What is needed:
Collect every line in the records below that contains the word "this".

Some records
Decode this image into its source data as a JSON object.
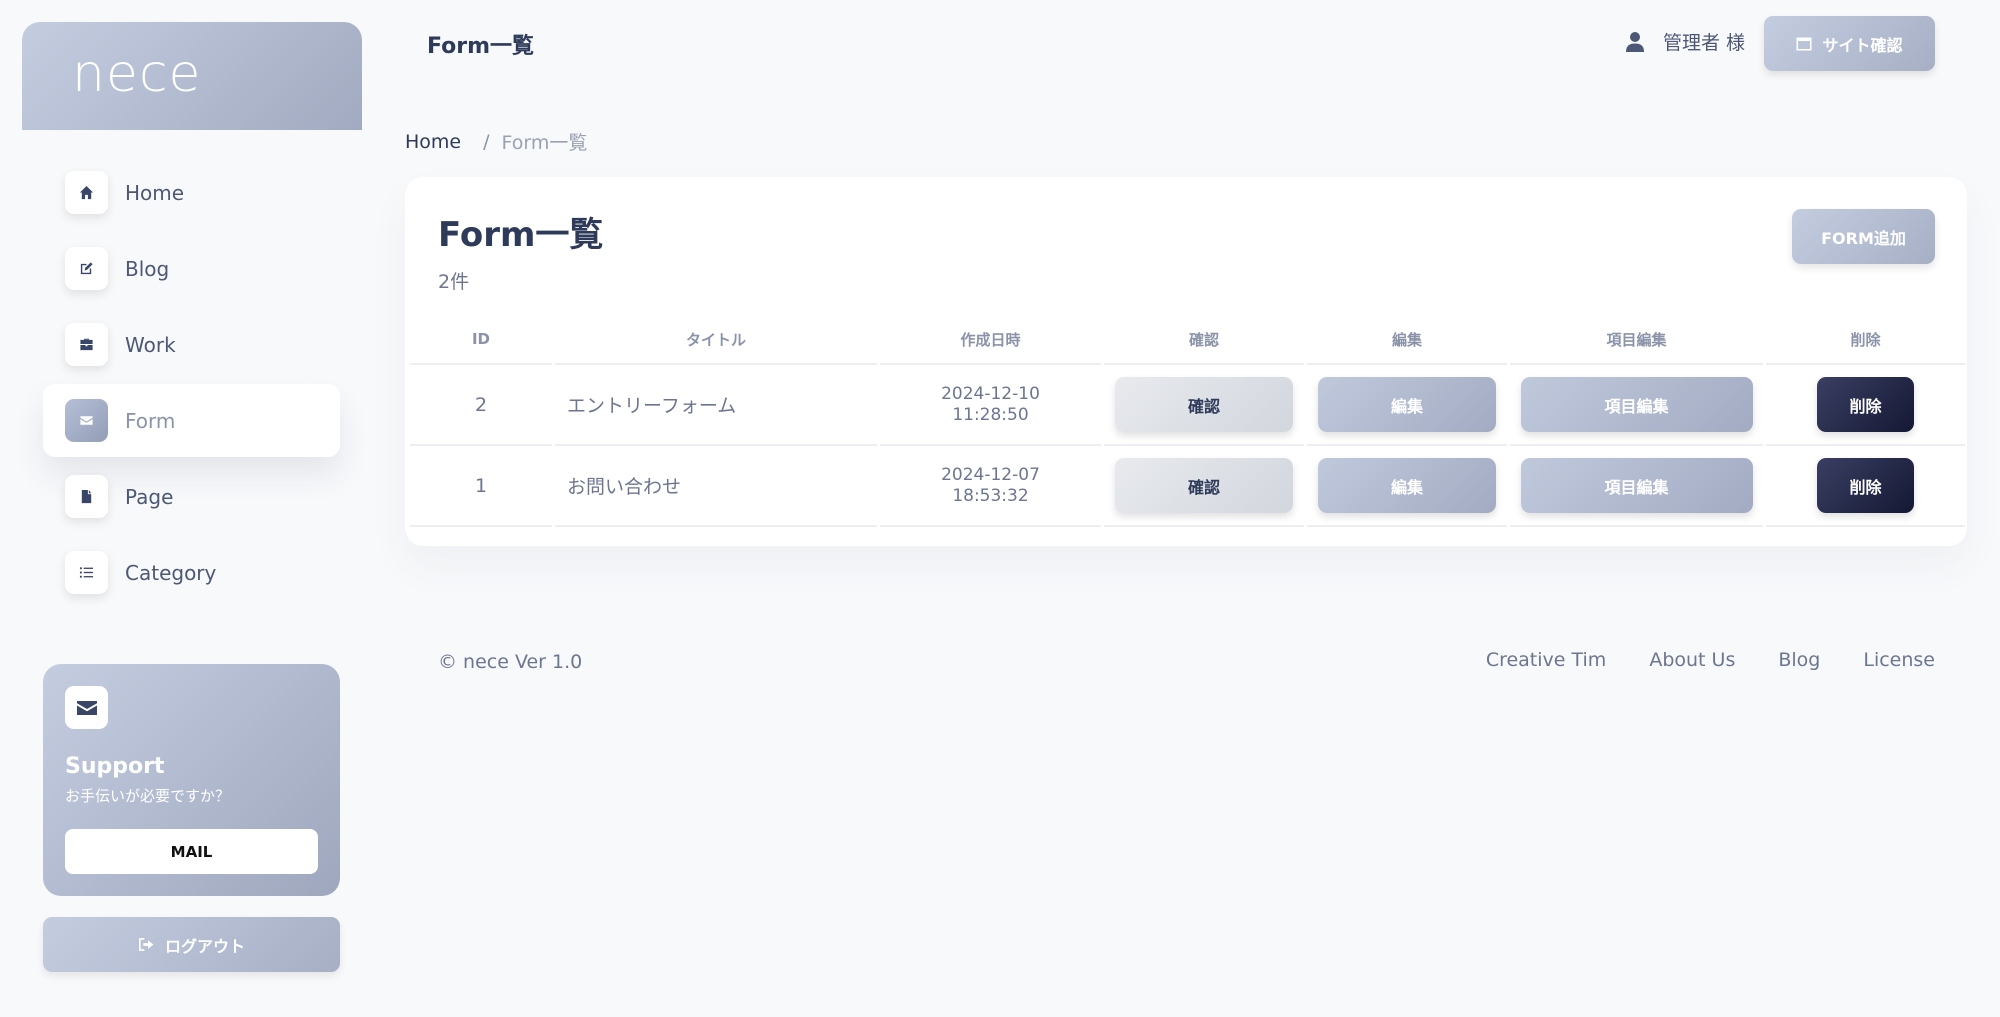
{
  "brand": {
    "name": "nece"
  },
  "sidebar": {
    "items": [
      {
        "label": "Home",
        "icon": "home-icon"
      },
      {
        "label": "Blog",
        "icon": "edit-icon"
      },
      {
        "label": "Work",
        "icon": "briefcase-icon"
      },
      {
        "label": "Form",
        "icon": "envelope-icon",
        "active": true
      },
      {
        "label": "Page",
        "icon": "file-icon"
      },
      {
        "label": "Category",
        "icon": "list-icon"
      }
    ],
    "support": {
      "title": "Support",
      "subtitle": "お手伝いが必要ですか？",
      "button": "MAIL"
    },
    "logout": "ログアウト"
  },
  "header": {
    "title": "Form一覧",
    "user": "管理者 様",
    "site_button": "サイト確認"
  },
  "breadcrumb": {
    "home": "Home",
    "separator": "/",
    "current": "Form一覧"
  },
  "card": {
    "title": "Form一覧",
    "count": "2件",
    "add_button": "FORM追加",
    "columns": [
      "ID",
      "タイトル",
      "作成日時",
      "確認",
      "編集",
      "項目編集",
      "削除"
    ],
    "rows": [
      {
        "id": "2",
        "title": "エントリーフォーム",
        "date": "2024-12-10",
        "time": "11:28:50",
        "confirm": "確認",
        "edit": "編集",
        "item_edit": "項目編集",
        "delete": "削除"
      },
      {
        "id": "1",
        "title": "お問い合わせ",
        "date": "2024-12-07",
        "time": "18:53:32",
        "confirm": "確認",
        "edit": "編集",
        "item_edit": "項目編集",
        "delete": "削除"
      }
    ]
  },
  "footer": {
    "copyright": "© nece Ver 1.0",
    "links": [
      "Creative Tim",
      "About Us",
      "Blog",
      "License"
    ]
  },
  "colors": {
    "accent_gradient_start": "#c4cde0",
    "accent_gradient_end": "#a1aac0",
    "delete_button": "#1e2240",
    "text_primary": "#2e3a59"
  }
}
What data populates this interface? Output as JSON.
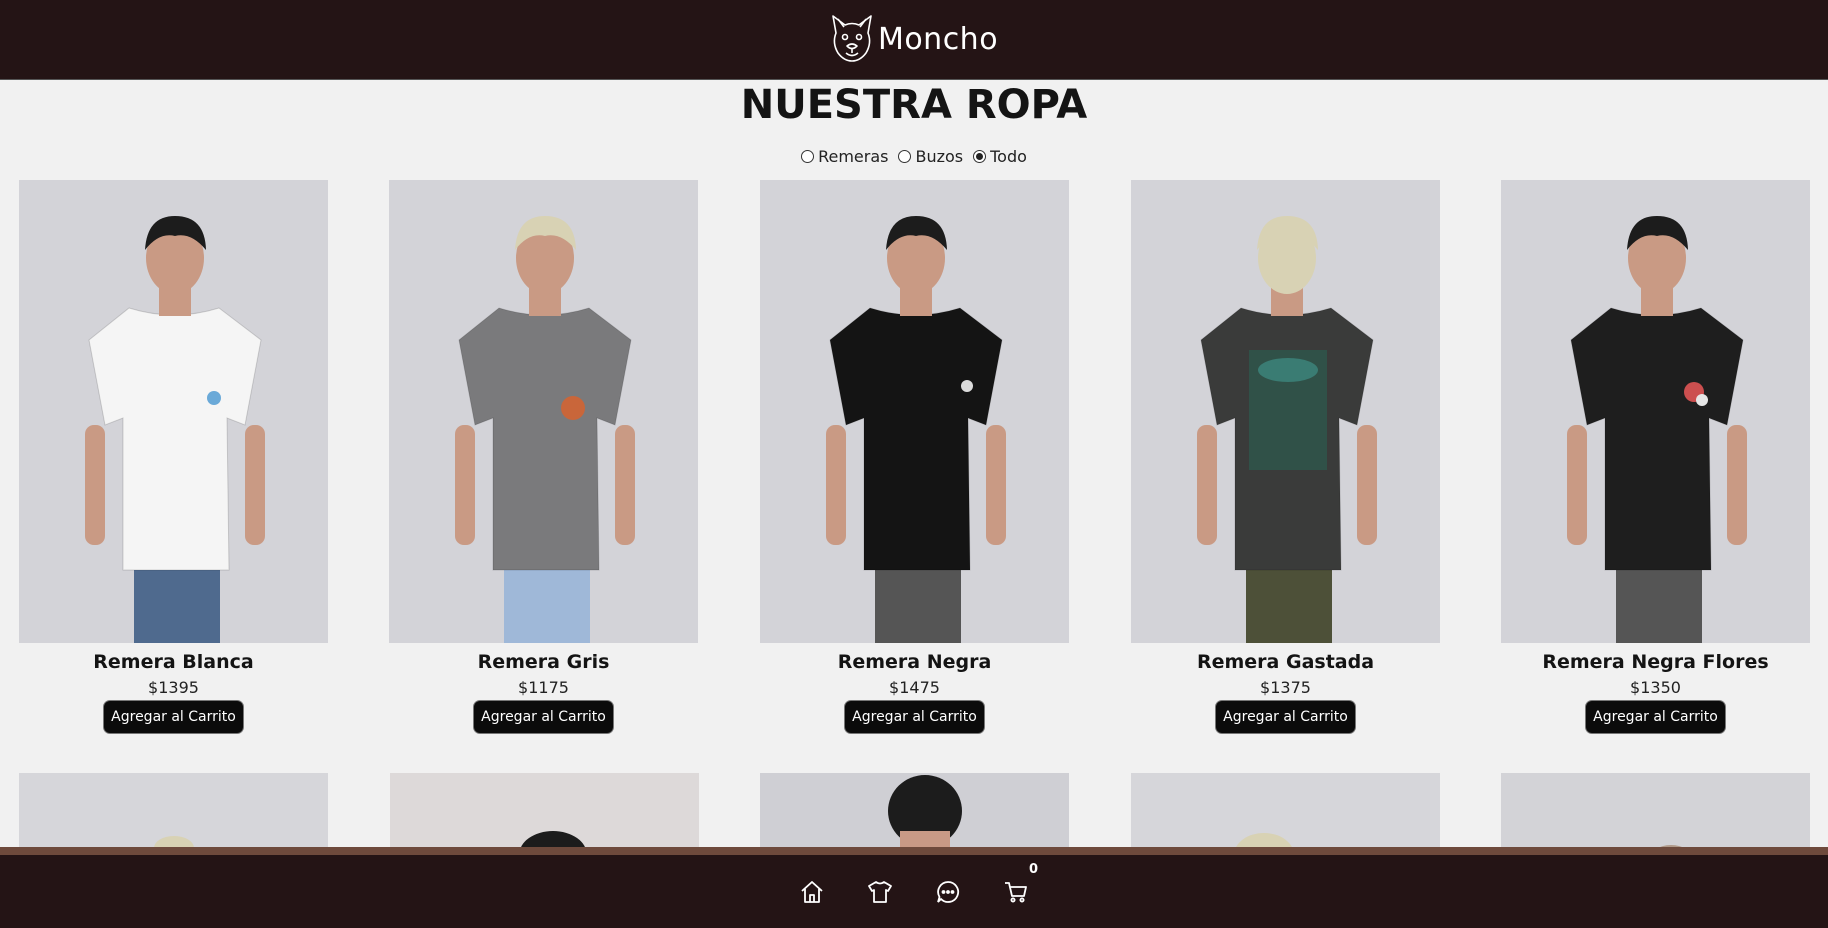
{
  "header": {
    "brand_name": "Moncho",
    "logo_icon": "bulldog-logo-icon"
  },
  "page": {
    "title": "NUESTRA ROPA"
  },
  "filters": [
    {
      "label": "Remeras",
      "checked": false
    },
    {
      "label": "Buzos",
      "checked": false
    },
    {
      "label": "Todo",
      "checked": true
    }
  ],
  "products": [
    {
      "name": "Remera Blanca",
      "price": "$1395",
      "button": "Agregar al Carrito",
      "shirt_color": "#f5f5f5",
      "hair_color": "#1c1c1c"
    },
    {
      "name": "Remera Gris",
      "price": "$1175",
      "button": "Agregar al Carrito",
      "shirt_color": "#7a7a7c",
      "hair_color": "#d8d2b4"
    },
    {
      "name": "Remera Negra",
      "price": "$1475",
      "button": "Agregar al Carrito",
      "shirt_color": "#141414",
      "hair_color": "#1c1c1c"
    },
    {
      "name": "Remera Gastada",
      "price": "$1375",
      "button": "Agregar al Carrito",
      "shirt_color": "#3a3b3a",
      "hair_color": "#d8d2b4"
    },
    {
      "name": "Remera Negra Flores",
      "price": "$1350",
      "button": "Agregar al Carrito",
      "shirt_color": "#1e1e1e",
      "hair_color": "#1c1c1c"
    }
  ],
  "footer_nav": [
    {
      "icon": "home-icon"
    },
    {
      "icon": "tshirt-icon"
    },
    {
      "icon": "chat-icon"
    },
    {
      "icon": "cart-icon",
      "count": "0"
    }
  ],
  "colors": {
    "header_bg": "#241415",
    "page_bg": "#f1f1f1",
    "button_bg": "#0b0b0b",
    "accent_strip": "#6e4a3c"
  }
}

...

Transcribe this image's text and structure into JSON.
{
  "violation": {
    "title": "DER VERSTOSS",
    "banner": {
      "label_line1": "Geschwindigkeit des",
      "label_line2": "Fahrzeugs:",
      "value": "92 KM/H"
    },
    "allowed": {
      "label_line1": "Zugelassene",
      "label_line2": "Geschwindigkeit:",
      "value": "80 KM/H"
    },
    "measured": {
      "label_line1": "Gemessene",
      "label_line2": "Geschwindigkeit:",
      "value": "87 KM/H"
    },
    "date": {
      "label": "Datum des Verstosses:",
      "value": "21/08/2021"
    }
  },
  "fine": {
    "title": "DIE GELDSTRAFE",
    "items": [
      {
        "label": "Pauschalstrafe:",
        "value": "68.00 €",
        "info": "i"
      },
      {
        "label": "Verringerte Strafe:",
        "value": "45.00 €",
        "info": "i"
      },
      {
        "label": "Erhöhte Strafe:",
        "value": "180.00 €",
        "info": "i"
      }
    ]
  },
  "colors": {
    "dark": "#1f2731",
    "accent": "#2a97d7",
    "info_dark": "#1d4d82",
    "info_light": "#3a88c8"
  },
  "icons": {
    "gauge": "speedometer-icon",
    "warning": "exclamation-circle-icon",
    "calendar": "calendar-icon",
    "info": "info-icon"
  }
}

Complete answer:
Decode this image into its source data as a JSON object.
What data populates this interface? Output as JSON.
Transcribe this image's text and structure into JSON.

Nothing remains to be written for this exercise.